[Data records]

____

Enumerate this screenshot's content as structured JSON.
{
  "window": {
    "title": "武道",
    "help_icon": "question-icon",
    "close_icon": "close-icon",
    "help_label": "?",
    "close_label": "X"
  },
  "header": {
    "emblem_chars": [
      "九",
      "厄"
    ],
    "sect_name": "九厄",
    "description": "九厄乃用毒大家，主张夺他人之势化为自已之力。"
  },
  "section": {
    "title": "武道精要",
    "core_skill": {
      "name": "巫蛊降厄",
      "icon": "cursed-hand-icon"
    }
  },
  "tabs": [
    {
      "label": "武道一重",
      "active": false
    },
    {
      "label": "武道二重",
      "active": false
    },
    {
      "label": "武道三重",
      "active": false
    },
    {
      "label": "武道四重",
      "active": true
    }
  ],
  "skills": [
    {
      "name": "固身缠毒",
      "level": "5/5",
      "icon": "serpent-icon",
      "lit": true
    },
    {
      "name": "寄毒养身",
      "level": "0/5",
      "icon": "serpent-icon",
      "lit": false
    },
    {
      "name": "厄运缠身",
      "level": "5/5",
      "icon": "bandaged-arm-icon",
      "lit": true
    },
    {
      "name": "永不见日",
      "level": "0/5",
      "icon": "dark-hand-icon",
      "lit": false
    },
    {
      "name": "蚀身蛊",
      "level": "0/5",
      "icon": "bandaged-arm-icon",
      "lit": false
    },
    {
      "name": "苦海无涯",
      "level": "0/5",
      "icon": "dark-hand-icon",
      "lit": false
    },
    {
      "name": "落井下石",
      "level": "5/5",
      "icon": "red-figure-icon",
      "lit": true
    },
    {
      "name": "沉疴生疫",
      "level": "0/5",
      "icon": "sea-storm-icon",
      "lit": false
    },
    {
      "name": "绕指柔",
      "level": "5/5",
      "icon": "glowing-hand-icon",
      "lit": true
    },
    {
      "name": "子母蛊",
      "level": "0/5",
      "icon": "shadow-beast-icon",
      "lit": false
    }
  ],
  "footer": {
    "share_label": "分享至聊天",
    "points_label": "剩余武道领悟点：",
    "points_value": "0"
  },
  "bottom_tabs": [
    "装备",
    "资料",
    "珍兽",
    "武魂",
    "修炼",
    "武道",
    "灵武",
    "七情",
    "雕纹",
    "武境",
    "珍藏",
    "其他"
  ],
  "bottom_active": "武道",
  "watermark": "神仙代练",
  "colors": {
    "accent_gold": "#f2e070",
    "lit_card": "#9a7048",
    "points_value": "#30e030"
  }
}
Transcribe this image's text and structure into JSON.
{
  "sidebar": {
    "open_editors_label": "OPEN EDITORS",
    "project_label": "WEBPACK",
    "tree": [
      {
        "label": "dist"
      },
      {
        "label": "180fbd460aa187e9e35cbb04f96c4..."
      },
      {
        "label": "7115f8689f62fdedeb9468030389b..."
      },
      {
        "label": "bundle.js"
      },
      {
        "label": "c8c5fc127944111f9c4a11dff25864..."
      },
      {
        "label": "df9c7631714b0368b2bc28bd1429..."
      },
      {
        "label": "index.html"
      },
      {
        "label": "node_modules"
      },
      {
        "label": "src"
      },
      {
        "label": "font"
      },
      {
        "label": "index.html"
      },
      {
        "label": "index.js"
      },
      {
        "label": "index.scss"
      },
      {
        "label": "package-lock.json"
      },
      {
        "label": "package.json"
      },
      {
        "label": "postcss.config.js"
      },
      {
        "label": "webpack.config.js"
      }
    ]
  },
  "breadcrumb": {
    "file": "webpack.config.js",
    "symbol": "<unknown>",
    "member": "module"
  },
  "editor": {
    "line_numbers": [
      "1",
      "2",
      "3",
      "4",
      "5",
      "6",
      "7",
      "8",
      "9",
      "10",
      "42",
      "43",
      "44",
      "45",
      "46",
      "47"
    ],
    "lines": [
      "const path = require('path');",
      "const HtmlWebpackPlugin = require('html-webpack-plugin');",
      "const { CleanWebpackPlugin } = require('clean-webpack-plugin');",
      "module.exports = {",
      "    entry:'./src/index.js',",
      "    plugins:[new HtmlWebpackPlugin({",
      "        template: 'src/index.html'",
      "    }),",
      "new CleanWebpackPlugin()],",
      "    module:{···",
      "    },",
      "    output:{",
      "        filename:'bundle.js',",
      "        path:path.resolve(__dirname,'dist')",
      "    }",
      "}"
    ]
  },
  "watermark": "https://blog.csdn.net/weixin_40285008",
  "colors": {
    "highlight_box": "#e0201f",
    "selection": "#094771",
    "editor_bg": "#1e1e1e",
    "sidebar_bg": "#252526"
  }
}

____

▸ INSTRUCTIONS FOR THE TASK
Return from the data every line that holds "hand".

▸ SOLUTION FOR THIS PROBLEM
      "icon": "cursed-hand-icon"
      "icon": "dark-hand-icon",
      "icon": "dark-hand-icon",
      "icon": "glowing-hand-icon",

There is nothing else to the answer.